What is being asked - Output a single figure: the number of lines in which the word "sosiaaliturvan" appears.

Stored rows -
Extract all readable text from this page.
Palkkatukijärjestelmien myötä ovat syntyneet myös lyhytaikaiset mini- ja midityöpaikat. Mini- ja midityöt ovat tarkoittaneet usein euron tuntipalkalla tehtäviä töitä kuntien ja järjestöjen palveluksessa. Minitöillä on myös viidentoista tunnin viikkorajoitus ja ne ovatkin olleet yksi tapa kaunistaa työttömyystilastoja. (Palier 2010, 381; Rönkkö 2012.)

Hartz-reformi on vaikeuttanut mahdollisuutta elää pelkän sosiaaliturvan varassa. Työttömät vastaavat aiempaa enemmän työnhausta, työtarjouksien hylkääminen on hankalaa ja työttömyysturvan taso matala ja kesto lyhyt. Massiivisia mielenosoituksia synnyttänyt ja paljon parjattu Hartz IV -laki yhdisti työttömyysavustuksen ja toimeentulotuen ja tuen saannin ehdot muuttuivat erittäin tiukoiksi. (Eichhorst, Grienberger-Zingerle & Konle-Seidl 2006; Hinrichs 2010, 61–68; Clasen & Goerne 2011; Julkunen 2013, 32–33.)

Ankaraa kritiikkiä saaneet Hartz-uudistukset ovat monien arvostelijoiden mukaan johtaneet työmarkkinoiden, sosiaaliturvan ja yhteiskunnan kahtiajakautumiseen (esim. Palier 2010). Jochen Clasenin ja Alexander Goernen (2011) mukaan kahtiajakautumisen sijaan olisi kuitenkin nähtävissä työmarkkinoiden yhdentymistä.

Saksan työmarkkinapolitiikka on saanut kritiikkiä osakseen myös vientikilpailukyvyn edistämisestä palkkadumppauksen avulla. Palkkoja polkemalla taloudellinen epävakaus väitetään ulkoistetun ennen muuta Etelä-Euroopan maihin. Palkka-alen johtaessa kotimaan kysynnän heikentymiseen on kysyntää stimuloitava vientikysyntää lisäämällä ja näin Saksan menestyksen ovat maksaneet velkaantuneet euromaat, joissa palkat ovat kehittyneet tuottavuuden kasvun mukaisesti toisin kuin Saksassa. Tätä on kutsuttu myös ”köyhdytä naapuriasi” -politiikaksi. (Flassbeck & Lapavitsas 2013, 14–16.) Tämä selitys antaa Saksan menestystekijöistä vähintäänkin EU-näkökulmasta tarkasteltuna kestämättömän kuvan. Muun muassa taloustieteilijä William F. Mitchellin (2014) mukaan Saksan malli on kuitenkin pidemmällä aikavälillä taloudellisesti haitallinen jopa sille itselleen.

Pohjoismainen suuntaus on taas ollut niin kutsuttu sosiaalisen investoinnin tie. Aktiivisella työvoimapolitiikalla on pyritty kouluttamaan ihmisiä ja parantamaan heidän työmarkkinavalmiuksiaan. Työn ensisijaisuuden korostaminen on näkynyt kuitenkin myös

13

Complete answer - 2